--- START RECORDS TO USE ---

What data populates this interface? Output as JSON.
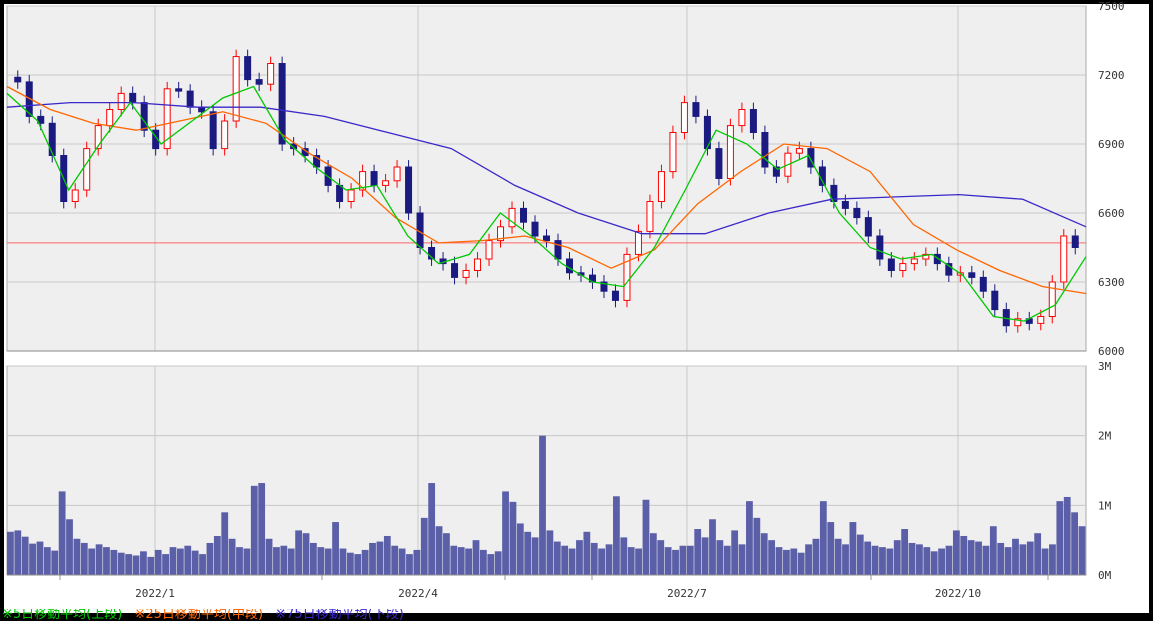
{
  "chart_data": [
    {
      "type": "candlestick",
      "panel": "price",
      "ylim": [
        6000,
        7500
      ],
      "y_ticks": [
        "6000",
        "6300",
        "6600",
        "6900",
        "7200",
        "7500"
      ],
      "x_ticks": [
        "2022/1",
        "2022/4",
        "2022/7",
        "2022/10"
      ],
      "reference_line": 6470,
      "colors": {
        "up": "#ff0000",
        "down": "#1a1a80",
        "ma_short": "#00c800",
        "ma_mid": "#ff6600",
        "ma_long": "#3a28c8",
        "ref": "#ff6666"
      },
      "closes_approx": [
        7170,
        7020,
        6990,
        6850,
        6650,
        6700,
        6880,
        6980,
        7050,
        7120,
        7080,
        6960,
        6880,
        7140,
        7130,
        7060,
        7040,
        6880,
        7000,
        7280,
        7180,
        7160,
        7250,
        6900,
        6880,
        6850,
        6800,
        6720,
        6650,
        6700,
        6780,
        6720,
        6740,
        6800,
        6600,
        6450,
        6400,
        6380,
        6320,
        6350,
        6400,
        6480,
        6540,
        6620,
        6560,
        6500,
        6480,
        6400,
        6340,
        6330,
        6300,
        6260,
        6220,
        6420,
        6520,
        6650,
        6780,
        6950,
        7080,
        7020,
        6880,
        6750,
        6980,
        7050,
        6950,
        6800,
        6760,
        6860,
        6880,
        6800,
        6720,
        6650,
        6620,
        6580,
        6500,
        6400,
        6350,
        6380,
        6400,
        6420,
        6380,
        6330,
        6340,
        6320,
        6260,
        6180,
        6110,
        6140,
        6120,
        6150,
        6300,
        6500,
        6450
      ],
      "ma_short": [
        7120,
        7000,
        6700,
        6900,
        7080,
        6900,
        7000,
        7100,
        7150,
        6920,
        6800,
        6700,
        6720,
        6500,
        6380,
        6420,
        6600,
        6500,
        6380,
        6300,
        6280,
        6450,
        6700,
        6960,
        6900,
        6790,
        6850,
        6600,
        6450,
        6400,
        6420,
        6330,
        6150,
        6130,
        6200,
        6410
      ],
      "ma_mid": [
        7150,
        7050,
        6990,
        6960,
        7000,
        7040,
        6990,
        6860,
        6750,
        6580,
        6470,
        6480,
        6500,
        6450,
        6360,
        6440,
        6640,
        6780,
        6900,
        6880,
        6780,
        6550,
        6440,
        6350,
        6280,
        6250
      ],
      "ma_long": [
        7060,
        7080,
        7080,
        7060,
        7060,
        7020,
        6950,
        6880,
        6720,
        6600,
        6510,
        6510,
        6600,
        6660,
        6670,
        6680,
        6660,
        6540
      ]
    },
    {
      "type": "bar",
      "panel": "volume",
      "ylim": [
        0,
        3000000
      ],
      "y_ticks": [
        "0M",
        "1M",
        "2M",
        "3M"
      ],
      "color": "#5a5fa8",
      "values_approx": [
        620000,
        640000,
        550000,
        450000,
        480000,
        400000,
        350000,
        1200000,
        800000,
        520000,
        460000,
        380000,
        440000,
        400000,
        360000,
        320000,
        300000,
        280000,
        340000,
        260000,
        360000,
        300000,
        400000,
        380000,
        420000,
        350000,
        300000,
        460000,
        560000,
        900000,
        520000,
        400000,
        380000,
        1280000,
        1320000,
        520000,
        400000,
        420000,
        380000,
        640000,
        600000,
        460000,
        400000,
        380000,
        760000,
        380000,
        320000,
        300000,
        360000,
        460000,
        480000,
        560000,
        420000,
        380000,
        300000,
        360000,
        820000,
        1320000,
        700000,
        600000,
        420000,
        400000,
        380000,
        500000,
        360000,
        300000,
        340000,
        1200000,
        1050000,
        740000,
        620000,
        540000,
        2000000,
        640000,
        480000,
        420000,
        380000,
        500000,
        620000,
        460000,
        380000,
        440000,
        1130000,
        540000,
        400000,
        380000,
        1080000,
        600000,
        500000,
        400000,
        360000,
        420000,
        420000,
        660000,
        540000,
        800000,
        500000,
        420000,
        640000,
        440000,
        1060000,
        820000,
        600000,
        500000,
        400000,
        360000,
        380000,
        320000,
        440000,
        520000,
        1060000,
        760000,
        520000,
        440000,
        760000,
        580000,
        480000,
        420000,
        400000,
        380000,
        500000,
        660000,
        460000,
        440000,
        400000,
        340000,
        380000,
        420000,
        640000,
        560000,
        500000,
        480000,
        420000,
        700000,
        460000,
        400000,
        520000,
        440000,
        480000,
        600000,
        380000,
        440000,
        1060000,
        1120000,
        900000,
        700000
      ]
    }
  ],
  "legend": {
    "short": "※5日移動平均(上段)",
    "mid": "※25日移動平均(中段)",
    "long": "※75日移動平均(下段)"
  }
}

--- END RECORDS TO USE ---

* _WRITTEN TASK_: Transcribe every entry word for word, but omit the pictures.

* _THE RESULT_:
What data populates this interface? Output as JSON.
{
  "chart_data": [
    {
      "type": "candlestick",
      "panel": "price",
      "ylim": [
        6000,
        7500
      ],
      "y_ticks": [
        "6000",
        "6300",
        "6600",
        "6900",
        "7200",
        "7500"
      ],
      "x_ticks": [
        "2022/1",
        "2022/4",
        "2022/7",
        "2022/10"
      ],
      "reference_line": 6470,
      "colors": {
        "up": "#ff0000",
        "down": "#1a1a80",
        "ma_short": "#00c800",
        "ma_mid": "#ff6600",
        "ma_long": "#3a28c8",
        "ref": "#ff6666"
      },
      "closes_approx": [
        7170,
        7020,
        6990,
        6850,
        6650,
        6700,
        6880,
        6980,
        7050,
        7120,
        7080,
        6960,
        6880,
        7140,
        7130,
        7060,
        7040,
        6880,
        7000,
        7280,
        7180,
        7160,
        7250,
        6900,
        6880,
        6850,
        6800,
        6720,
        6650,
        6700,
        6780,
        6720,
        6740,
        6800,
        6600,
        6450,
        6400,
        6380,
        6320,
        6350,
        6400,
        6480,
        6540,
        6620,
        6560,
        6500,
        6480,
        6400,
        6340,
        6330,
        6300,
        6260,
        6220,
        6420,
        6520,
        6650,
        6780,
        6950,
        7080,
        7020,
        6880,
        6750,
        6980,
        7050,
        6950,
        6800,
        6760,
        6860,
        6880,
        6800,
        6720,
        6650,
        6620,
        6580,
        6500,
        6400,
        6350,
        6380,
        6400,
        6420,
        6380,
        6330,
        6340,
        6320,
        6260,
        6180,
        6110,
        6140,
        6120,
        6150,
        6300,
        6500,
        6450
      ],
      "ma_short": [
        7120,
        7000,
        6700,
        6900,
        7080,
        6900,
        7000,
        7100,
        7150,
        6920,
        6800,
        6700,
        6720,
        6500,
        6380,
        6420,
        6600,
        6500,
        6380,
        6300,
        6280,
        6450,
        6700,
        6960,
        6900,
        6790,
        6850,
        6600,
        6450,
        6400,
        6420,
        6330,
        6150,
        6130,
        6200,
        6410
      ],
      "ma_mid": [
        7150,
        7050,
        6990,
        6960,
        7000,
        7040,
        6990,
        6860,
        6750,
        6580,
        6470,
        6480,
        6500,
        6450,
        6360,
        6440,
        6640,
        6780,
        6900,
        6880,
        6780,
        6550,
        6440,
        6350,
        6280,
        6250
      ],
      "ma_long": [
        7060,
        7080,
        7080,
        7060,
        7060,
        7020,
        6950,
        6880,
        6720,
        6600,
        6510,
        6510,
        6600,
        6660,
        6670,
        6680,
        6660,
        6540
      ]
    },
    {
      "type": "bar",
      "panel": "volume",
      "ylim": [
        0,
        3000000
      ],
      "y_ticks": [
        "0M",
        "1M",
        "2M",
        "3M"
      ],
      "color": "#5a5fa8",
      "values_approx": [
        620000,
        640000,
        550000,
        450000,
        480000,
        400000,
        350000,
        1200000,
        800000,
        520000,
        460000,
        380000,
        440000,
        400000,
        360000,
        320000,
        300000,
        280000,
        340000,
        260000,
        360000,
        300000,
        400000,
        380000,
        420000,
        350000,
        300000,
        460000,
        560000,
        900000,
        520000,
        400000,
        380000,
        1280000,
        1320000,
        520000,
        400000,
        420000,
        380000,
        640000,
        600000,
        460000,
        400000,
        380000,
        760000,
        380000,
        320000,
        300000,
        360000,
        460000,
        480000,
        560000,
        420000,
        380000,
        300000,
        360000,
        820000,
        1320000,
        700000,
        600000,
        420000,
        400000,
        380000,
        500000,
        360000,
        300000,
        340000,
        1200000,
        1050000,
        740000,
        620000,
        540000,
        2000000,
        640000,
        480000,
        420000,
        380000,
        500000,
        620000,
        460000,
        380000,
        440000,
        1130000,
        540000,
        400000,
        380000,
        1080000,
        600000,
        500000,
        400000,
        360000,
        420000,
        420000,
        660000,
        540000,
        800000,
        500000,
        420000,
        640000,
        440000,
        1060000,
        820000,
        600000,
        500000,
        400000,
        360000,
        380000,
        320000,
        440000,
        520000,
        1060000,
        760000,
        520000,
        440000,
        760000,
        580000,
        480000,
        420000,
        400000,
        380000,
        500000,
        660000,
        460000,
        440000,
        400000,
        340000,
        380000,
        420000,
        640000,
        560000,
        500000,
        480000,
        420000,
        700000,
        460000,
        400000,
        520000,
        440000,
        480000,
        600000,
        380000,
        440000,
        1060000,
        1120000,
        900000,
        700000
      ]
    }
  ],
  "legend": {
    "short": "※5日移動平均(上段)",
    "mid": "※25日移動平均(中段)",
    "long": "※75日移動平均(下段)"
  }
}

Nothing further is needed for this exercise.